> WRITTEN REQUEST
Would you transcribe the listing that follows, character for character, and omit its images?

═══ EXTRACTED MATERIAL

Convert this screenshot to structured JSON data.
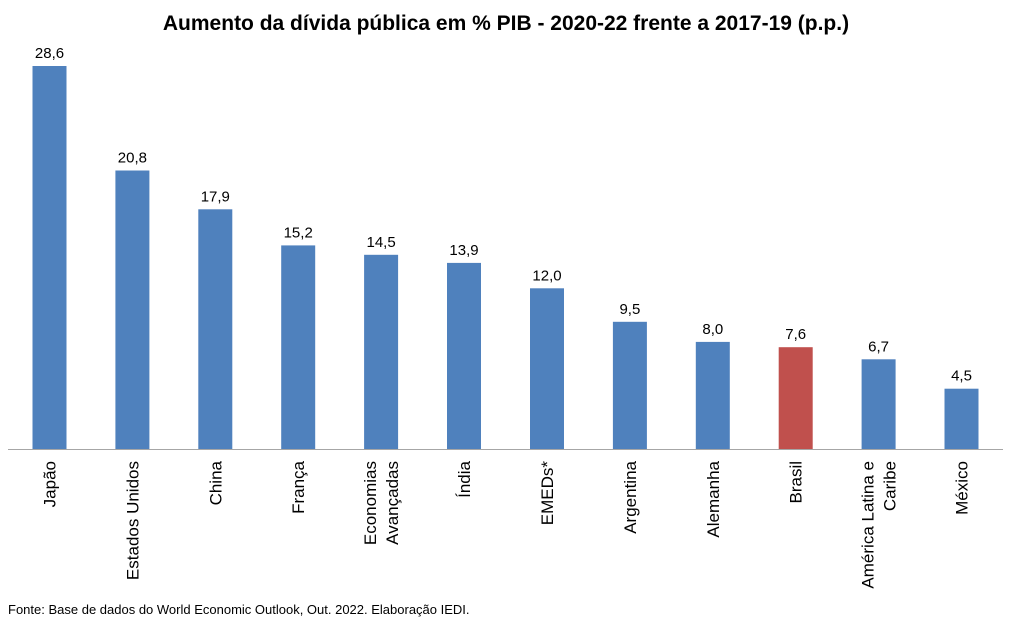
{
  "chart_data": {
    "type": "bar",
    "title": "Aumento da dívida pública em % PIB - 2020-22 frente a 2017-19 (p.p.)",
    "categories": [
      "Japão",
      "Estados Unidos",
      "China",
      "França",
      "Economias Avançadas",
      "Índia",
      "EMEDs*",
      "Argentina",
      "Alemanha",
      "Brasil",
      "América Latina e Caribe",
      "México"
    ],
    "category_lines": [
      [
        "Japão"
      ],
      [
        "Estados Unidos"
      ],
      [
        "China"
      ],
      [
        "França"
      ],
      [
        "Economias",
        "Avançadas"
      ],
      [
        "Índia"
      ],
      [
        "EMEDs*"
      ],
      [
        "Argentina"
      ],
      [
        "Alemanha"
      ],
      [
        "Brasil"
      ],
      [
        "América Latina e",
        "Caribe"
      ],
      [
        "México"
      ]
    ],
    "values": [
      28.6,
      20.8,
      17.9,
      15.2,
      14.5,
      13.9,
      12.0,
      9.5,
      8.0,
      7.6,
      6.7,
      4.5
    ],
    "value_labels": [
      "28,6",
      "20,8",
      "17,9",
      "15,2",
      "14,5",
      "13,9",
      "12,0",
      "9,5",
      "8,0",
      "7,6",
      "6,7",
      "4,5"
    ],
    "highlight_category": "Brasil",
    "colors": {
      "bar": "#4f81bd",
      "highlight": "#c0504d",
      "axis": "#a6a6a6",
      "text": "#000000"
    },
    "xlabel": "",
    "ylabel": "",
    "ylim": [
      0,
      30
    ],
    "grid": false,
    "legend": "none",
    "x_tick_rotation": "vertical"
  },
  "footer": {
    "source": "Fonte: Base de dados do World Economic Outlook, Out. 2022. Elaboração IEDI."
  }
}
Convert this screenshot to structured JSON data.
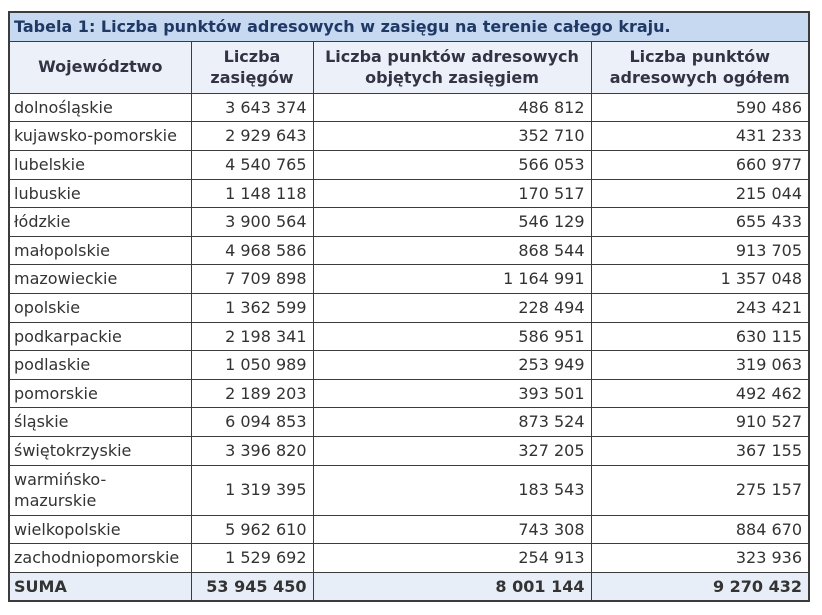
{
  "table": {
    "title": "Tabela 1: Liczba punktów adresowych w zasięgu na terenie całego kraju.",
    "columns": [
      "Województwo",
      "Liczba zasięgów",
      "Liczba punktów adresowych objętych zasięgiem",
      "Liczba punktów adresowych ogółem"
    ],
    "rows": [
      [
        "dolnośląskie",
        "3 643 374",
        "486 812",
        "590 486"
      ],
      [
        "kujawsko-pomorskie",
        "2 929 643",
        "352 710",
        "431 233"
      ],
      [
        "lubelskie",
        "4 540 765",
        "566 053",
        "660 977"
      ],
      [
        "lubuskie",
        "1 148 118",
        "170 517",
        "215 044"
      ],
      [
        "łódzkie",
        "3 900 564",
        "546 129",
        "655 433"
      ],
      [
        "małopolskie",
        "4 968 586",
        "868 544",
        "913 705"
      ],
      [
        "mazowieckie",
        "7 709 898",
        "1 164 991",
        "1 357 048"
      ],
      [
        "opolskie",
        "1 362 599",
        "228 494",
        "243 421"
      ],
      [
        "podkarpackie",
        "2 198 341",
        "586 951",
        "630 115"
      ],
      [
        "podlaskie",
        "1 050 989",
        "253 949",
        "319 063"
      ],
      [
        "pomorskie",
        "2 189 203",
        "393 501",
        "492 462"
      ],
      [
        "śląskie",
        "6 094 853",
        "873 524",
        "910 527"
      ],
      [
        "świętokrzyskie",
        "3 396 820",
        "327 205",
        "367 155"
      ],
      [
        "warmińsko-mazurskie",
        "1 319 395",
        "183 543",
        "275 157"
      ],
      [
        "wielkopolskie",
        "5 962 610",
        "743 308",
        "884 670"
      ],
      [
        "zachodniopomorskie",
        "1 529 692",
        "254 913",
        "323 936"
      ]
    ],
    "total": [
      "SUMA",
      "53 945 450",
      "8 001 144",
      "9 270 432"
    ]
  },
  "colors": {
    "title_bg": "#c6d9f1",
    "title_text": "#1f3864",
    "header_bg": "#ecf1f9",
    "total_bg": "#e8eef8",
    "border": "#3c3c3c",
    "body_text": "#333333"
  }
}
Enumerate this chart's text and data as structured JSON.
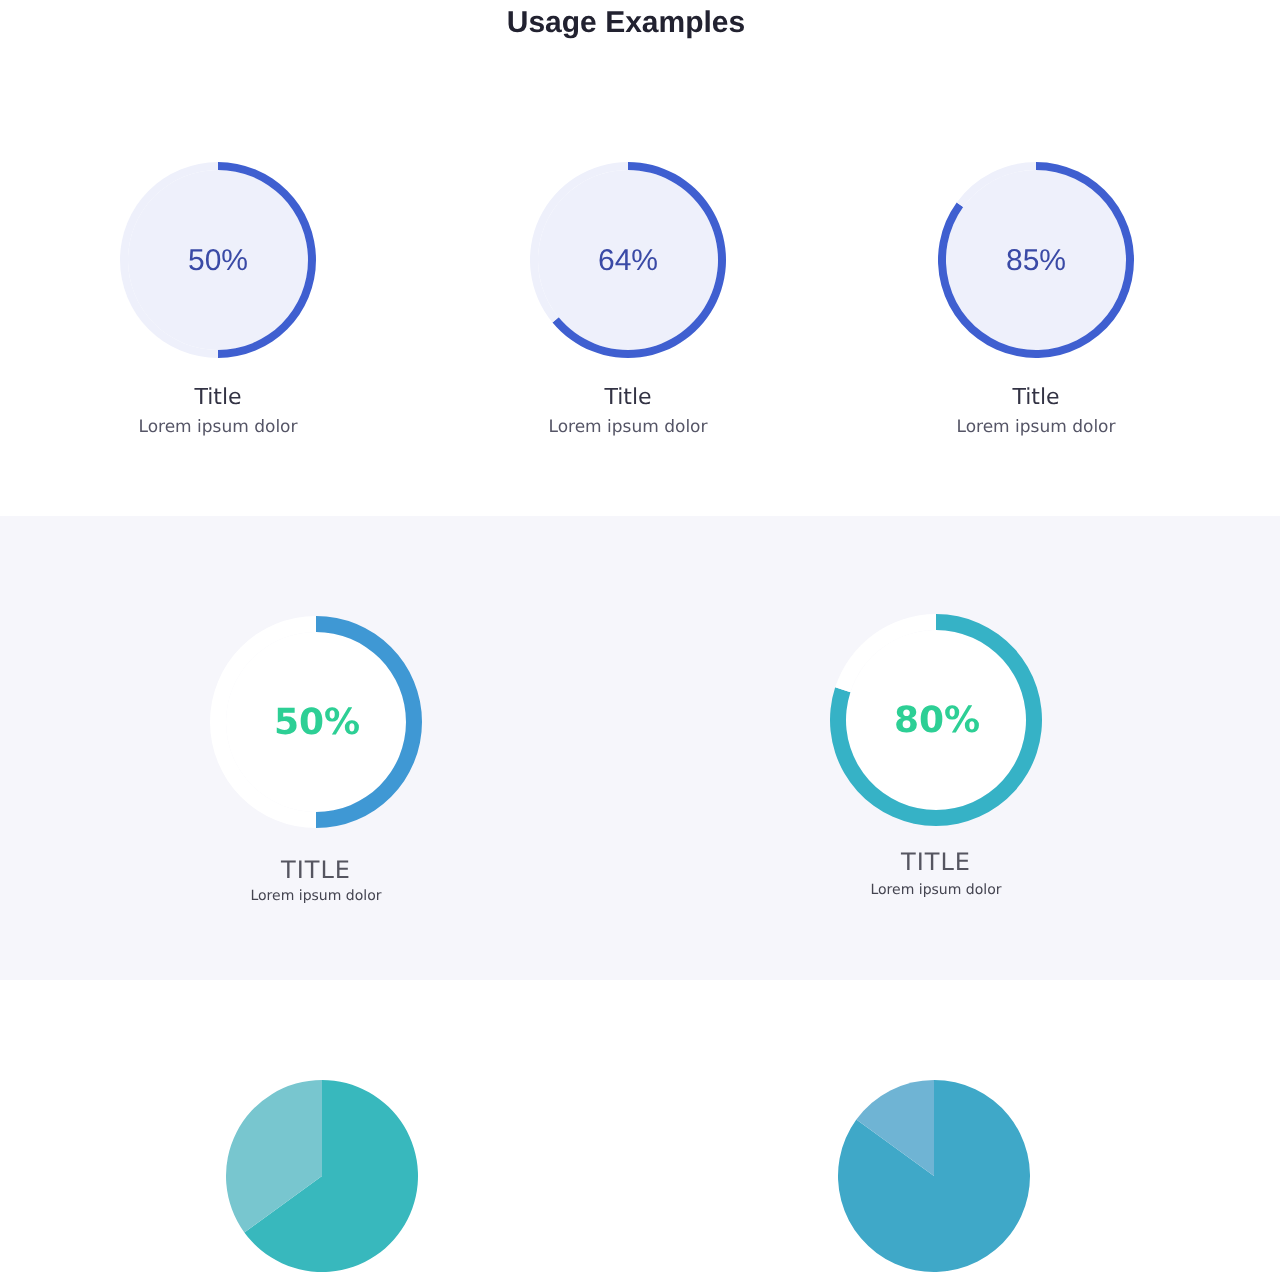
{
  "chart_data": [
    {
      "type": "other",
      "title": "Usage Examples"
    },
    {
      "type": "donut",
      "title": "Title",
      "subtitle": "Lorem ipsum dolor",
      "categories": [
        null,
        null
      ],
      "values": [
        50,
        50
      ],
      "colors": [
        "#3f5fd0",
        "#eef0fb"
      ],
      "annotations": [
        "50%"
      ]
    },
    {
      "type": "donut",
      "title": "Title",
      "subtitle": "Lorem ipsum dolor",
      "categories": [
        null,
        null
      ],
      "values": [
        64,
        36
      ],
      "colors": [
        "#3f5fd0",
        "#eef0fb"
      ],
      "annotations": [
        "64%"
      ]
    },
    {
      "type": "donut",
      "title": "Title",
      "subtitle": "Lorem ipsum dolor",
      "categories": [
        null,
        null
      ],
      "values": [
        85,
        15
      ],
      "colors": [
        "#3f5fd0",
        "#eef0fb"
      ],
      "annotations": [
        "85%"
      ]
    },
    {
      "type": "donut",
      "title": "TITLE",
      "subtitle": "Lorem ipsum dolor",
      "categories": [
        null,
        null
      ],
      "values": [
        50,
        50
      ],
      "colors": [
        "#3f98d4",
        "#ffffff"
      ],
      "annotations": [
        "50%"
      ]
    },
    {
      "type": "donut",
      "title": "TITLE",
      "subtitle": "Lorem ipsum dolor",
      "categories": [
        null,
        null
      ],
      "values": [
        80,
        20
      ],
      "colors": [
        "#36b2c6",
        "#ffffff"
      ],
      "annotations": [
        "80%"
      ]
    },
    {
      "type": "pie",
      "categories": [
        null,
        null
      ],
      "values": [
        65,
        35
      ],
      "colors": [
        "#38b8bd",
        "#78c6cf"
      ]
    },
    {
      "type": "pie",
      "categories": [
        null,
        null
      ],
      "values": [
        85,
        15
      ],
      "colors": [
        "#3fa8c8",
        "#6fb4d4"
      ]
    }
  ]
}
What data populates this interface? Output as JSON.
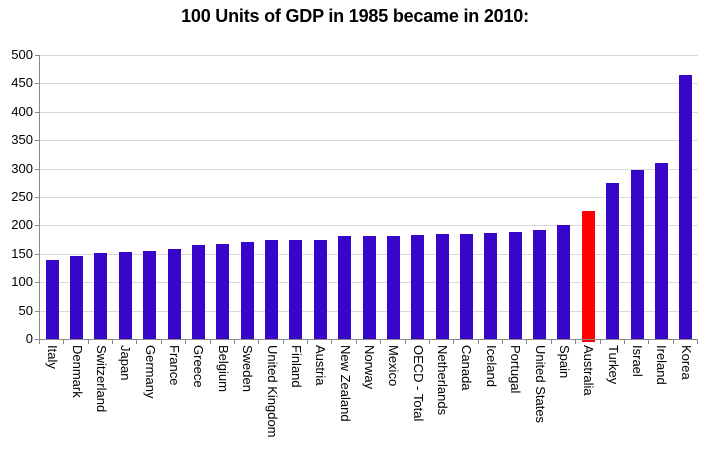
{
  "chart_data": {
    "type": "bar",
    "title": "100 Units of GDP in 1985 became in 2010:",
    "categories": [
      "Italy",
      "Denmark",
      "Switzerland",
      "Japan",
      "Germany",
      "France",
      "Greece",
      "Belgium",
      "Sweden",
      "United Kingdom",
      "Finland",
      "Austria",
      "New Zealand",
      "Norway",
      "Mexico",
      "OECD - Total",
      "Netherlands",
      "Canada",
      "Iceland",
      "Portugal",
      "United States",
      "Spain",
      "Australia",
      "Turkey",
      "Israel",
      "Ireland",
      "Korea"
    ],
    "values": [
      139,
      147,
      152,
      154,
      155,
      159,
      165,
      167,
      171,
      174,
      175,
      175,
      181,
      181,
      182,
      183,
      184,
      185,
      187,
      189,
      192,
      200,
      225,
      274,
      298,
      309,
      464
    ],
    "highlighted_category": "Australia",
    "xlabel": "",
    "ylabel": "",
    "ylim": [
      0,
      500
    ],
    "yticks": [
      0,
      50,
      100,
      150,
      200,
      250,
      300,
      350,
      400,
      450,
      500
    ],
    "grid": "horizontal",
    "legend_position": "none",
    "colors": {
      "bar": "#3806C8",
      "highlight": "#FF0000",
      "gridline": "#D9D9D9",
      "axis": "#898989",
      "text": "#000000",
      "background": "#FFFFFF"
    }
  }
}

══════

> RESPONSE TO THE EXERCISE
Convert this screenshot to structured JSON data.
{
  "chart_data": {
    "type": "bar",
    "title": "Aumento da dívida pública em % PIB - 2020-22 frente a 2017-19 (p.p.)",
    "categories": [
      "Japão",
      "Estados Unidos",
      "China",
      "França",
      "Economias Avançadas",
      "Índia",
      "EMEDs*",
      "Argentina",
      "Alemanha",
      "Brasil",
      "América Latina e Caribe",
      "México"
    ],
    "category_lines": [
      [
        "Japão"
      ],
      [
        "Estados Unidos"
      ],
      [
        "China"
      ],
      [
        "França"
      ],
      [
        "Economias",
        "Avançadas"
      ],
      [
        "Índia"
      ],
      [
        "EMEDs*"
      ],
      [
        "Argentina"
      ],
      [
        "Alemanha"
      ],
      [
        "Brasil"
      ],
      [
        "América Latina e",
        "Caribe"
      ],
      [
        "México"
      ]
    ],
    "values": [
      28.6,
      20.8,
      17.9,
      15.2,
      14.5,
      13.9,
      12.0,
      9.5,
      8.0,
      7.6,
      6.7,
      4.5
    ],
    "value_labels": [
      "28,6",
      "20,8",
      "17,9",
      "15,2",
      "14,5",
      "13,9",
      "12,0",
      "9,5",
      "8,0",
      "7,6",
      "6,7",
      "4,5"
    ],
    "highlight_category": "Brasil",
    "colors": {
      "bar": "#4f81bd",
      "highlight": "#c0504d",
      "axis": "#a6a6a6",
      "text": "#000000"
    },
    "xlabel": "",
    "ylabel": "",
    "ylim": [
      0,
      30
    ],
    "grid": false,
    "legend": "none",
    "x_tick_rotation": "vertical"
  },
  "footer": {
    "source": "Fonte: Base de dados do World Economic Outlook, Out. 2022. Elaboração IEDI."
  }
}
Convert this screenshot to structured JSON data.
{
  "table": {
    "title": "Tabela 1: Liczba punktów adresowych w zasięgu na terenie całego kraju.",
    "columns": [
      "Województwo",
      "Liczba zasięgów",
      "Liczba punktów adresowych objętych zasięgiem",
      "Liczba punktów adresowych ogółem"
    ],
    "rows": [
      [
        "dolnośląskie",
        "3 643 374",
        "486 812",
        "590 486"
      ],
      [
        "kujawsko-pomorskie",
        "2 929 643",
        "352 710",
        "431 233"
      ],
      [
        "lubelskie",
        "4 540 765",
        "566 053",
        "660 977"
      ],
      [
        "lubuskie",
        "1 148 118",
        "170 517",
        "215 044"
      ],
      [
        "łódzkie",
        "3 900 564",
        "546 129",
        "655 433"
      ],
      [
        "małopolskie",
        "4 968 586",
        "868 544",
        "913 705"
      ],
      [
        "mazowieckie",
        "7 709 898",
        "1 164 991",
        "1 357 048"
      ],
      [
        "opolskie",
        "1 362 599",
        "228 494",
        "243 421"
      ],
      [
        "podkarpackie",
        "2 198 341",
        "586 951",
        "630 115"
      ],
      [
        "podlaskie",
        "1 050 989",
        "253 949",
        "319 063"
      ],
      [
        "pomorskie",
        "2 189 203",
        "393 501",
        "492 462"
      ],
      [
        "śląskie",
        "6 094 853",
        "873 524",
        "910 527"
      ],
      [
        "świętokrzyskie",
        "3 396 820",
        "327 205",
        "367 155"
      ],
      [
        "warmińsko-mazurskie",
        "1 319 395",
        "183 543",
        "275 157"
      ],
      [
        "wielkopolskie",
        "5 962 610",
        "743 308",
        "884 670"
      ],
      [
        "zachodniopomorskie",
        "1 529 692",
        "254 913",
        "323 936"
      ]
    ],
    "total": [
      "SUMA",
      "53 945 450",
      "8 001 144",
      "9 270 432"
    ]
  },
  "colors": {
    "title_bg": "#c6d9f1",
    "title_text": "#1f3864",
    "header_bg": "#ecf1f9",
    "total_bg": "#e8eef8",
    "border": "#3c3c3c",
    "body_text": "#333333"
  }
}
Enumerate this chart's text and data as structured JSON.
{
  "chart_data": [
    {
      "type": "other",
      "title": "Usage Examples"
    },
    {
      "type": "donut",
      "title": "Title",
      "subtitle": "Lorem ipsum dolor",
      "categories": [
        null,
        null
      ],
      "values": [
        50,
        50
      ],
      "colors": [
        "#3f5fd0",
        "#eef0fb"
      ],
      "annotations": [
        "50%"
      ]
    },
    {
      "type": "donut",
      "title": "Title",
      "subtitle": "Lorem ipsum dolor",
      "categories": [
        null,
        null
      ],
      "values": [
        64,
        36
      ],
      "colors": [
        "#3f5fd0",
        "#eef0fb"
      ],
      "annotations": [
        "64%"
      ]
    },
    {
      "type": "donut",
      "title": "Title",
      "subtitle": "Lorem ipsum dolor",
      "categories": [
        null,
        null
      ],
      "values": [
        85,
        15
      ],
      "colors": [
        "#3f5fd0",
        "#eef0fb"
      ],
      "annotations": [
        "85%"
      ]
    },
    {
      "type": "donut",
      "title": "TITLE",
      "subtitle": "Lorem ipsum dolor",
      "categories": [
        null,
        null
      ],
      "values": [
        50,
        50
      ],
      "colors": [
        "#3f98d4",
        "#ffffff"
      ],
      "annotations": [
        "50%"
      ]
    },
    {
      "type": "donut",
      "title": "TITLE",
      "subtitle": "Lorem ipsum dolor",
      "categories": [
        null,
        null
      ],
      "values": [
        80,
        20
      ],
      "colors": [
        "#36b2c6",
        "#ffffff"
      ],
      "annotations": [
        "80%"
      ]
    },
    {
      "type": "pie",
      "categories": [
        null,
        null
      ],
      "values": [
        65,
        35
      ],
      "colors": [
        "#38b8bd",
        "#78c6cf"
      ]
    },
    {
      "type": "pie",
      "categories": [
        null,
        null
      ],
      "values": [
        85,
        15
      ],
      "colors": [
        "#3fa8c8",
        "#6fb4d4"
      ]
    }
  ]
}
What data populates this interface? Output as JSON.
{
  "chart_data": {
    "type": "bar",
    "title": "100 Units of GDP in 1985 became in 2010:",
    "categories": [
      "Italy",
      "Denmark",
      "Switzerland",
      "Japan",
      "Germany",
      "France",
      "Greece",
      "Belgium",
      "Sweden",
      "United Kingdom",
      "Finland",
      "Austria",
      "New Zealand",
      "Norway",
      "Mexico",
      "OECD - Total",
      "Netherlands",
      "Canada",
      "Iceland",
      "Portugal",
      "United States",
      "Spain",
      "Australia",
      "Turkey",
      "Israel",
      "Ireland",
      "Korea"
    ],
    "values": [
      139,
      147,
      152,
      154,
      155,
      159,
      165,
      167,
      171,
      174,
      175,
      175,
      181,
      181,
      182,
      183,
      184,
      185,
      187,
      189,
      192,
      200,
      225,
      274,
      298,
      309,
      464
    ],
    "highlighted_category": "Australia",
    "xlabel": "",
    "ylabel": "",
    "ylim": [
      0,
      500
    ],
    "yticks": [
      0,
      50,
      100,
      150,
      200,
      250,
      300,
      350,
      400,
      450,
      500
    ],
    "grid": "horizontal",
    "legend_position": "none",
    "colors": {
      "bar": "#3806C8",
      "highlight": "#FF0000",
      "gridline": "#D9D9D9",
      "axis": "#898989",
      "text": "#000000",
      "background": "#FFFFFF"
    }
  }
}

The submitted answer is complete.